Segment Start: Source material

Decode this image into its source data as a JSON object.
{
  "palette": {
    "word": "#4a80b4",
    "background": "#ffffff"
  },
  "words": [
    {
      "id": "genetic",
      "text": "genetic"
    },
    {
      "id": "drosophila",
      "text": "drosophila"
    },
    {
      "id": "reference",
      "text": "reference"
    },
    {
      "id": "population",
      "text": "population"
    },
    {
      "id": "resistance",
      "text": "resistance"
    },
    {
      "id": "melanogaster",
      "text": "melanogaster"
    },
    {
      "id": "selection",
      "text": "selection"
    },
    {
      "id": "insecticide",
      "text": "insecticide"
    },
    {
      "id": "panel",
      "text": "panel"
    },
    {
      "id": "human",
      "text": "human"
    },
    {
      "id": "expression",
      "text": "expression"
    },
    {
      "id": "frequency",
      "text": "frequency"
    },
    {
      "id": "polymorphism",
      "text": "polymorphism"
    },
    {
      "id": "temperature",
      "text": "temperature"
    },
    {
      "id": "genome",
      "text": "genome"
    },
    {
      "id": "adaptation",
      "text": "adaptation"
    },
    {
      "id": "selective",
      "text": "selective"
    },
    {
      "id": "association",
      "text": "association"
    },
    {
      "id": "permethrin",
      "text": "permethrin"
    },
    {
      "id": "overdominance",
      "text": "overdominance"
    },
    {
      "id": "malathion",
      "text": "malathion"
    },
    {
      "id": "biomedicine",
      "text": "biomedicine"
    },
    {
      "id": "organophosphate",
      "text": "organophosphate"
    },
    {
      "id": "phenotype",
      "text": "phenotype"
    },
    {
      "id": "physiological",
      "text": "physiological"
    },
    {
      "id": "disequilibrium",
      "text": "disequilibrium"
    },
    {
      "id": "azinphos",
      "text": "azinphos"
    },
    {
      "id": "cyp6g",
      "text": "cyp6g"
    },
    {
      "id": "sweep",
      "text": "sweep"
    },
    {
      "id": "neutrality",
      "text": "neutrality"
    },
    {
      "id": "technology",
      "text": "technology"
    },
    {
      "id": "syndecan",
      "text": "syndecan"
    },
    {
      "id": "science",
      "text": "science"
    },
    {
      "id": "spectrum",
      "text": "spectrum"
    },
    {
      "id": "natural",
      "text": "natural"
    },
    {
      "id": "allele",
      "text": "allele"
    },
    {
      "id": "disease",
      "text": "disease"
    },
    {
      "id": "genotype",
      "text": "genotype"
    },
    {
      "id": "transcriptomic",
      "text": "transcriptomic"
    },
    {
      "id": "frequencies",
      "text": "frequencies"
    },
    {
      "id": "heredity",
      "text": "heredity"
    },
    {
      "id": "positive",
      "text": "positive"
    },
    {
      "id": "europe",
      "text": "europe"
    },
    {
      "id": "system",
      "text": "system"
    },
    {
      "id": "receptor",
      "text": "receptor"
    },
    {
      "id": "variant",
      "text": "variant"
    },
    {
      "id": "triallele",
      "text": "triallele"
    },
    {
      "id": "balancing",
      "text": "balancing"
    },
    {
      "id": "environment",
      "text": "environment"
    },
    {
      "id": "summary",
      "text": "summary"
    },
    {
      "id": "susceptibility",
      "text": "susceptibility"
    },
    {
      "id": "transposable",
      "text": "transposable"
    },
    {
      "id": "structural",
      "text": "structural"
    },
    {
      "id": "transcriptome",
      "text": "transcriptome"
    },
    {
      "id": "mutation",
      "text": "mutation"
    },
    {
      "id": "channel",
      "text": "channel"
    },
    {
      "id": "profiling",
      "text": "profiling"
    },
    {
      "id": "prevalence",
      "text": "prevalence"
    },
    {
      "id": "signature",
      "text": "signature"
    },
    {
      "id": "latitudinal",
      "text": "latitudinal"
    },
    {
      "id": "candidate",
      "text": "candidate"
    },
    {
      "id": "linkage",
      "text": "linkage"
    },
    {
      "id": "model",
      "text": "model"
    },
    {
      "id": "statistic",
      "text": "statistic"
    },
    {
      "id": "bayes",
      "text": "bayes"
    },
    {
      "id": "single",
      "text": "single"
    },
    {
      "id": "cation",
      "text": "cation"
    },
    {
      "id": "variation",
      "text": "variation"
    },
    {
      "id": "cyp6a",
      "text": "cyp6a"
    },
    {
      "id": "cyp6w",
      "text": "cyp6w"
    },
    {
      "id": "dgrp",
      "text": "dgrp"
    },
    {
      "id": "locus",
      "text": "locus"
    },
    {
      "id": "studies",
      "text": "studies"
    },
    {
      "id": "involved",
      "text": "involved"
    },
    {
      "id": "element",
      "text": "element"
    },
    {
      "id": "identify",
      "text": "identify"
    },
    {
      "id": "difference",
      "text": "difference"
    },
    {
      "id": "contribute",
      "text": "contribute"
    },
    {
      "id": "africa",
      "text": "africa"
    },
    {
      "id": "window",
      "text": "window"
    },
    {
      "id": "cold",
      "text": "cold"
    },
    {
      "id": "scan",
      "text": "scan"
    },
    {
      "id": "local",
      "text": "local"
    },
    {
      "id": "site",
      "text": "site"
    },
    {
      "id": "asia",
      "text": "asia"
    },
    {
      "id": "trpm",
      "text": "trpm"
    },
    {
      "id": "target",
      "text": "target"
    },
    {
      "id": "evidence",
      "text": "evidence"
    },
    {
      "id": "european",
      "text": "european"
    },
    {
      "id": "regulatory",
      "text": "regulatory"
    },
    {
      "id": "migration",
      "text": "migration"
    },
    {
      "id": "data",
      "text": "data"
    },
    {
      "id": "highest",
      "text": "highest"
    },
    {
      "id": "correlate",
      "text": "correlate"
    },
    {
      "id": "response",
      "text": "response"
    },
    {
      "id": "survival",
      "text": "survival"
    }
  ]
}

Segment End: Source material

*Try it*: Scan the lines above for the word "transposable". Return each one that has it.

*Answer to the exercise*:
      "id": "transposable",
      "text": "transposable"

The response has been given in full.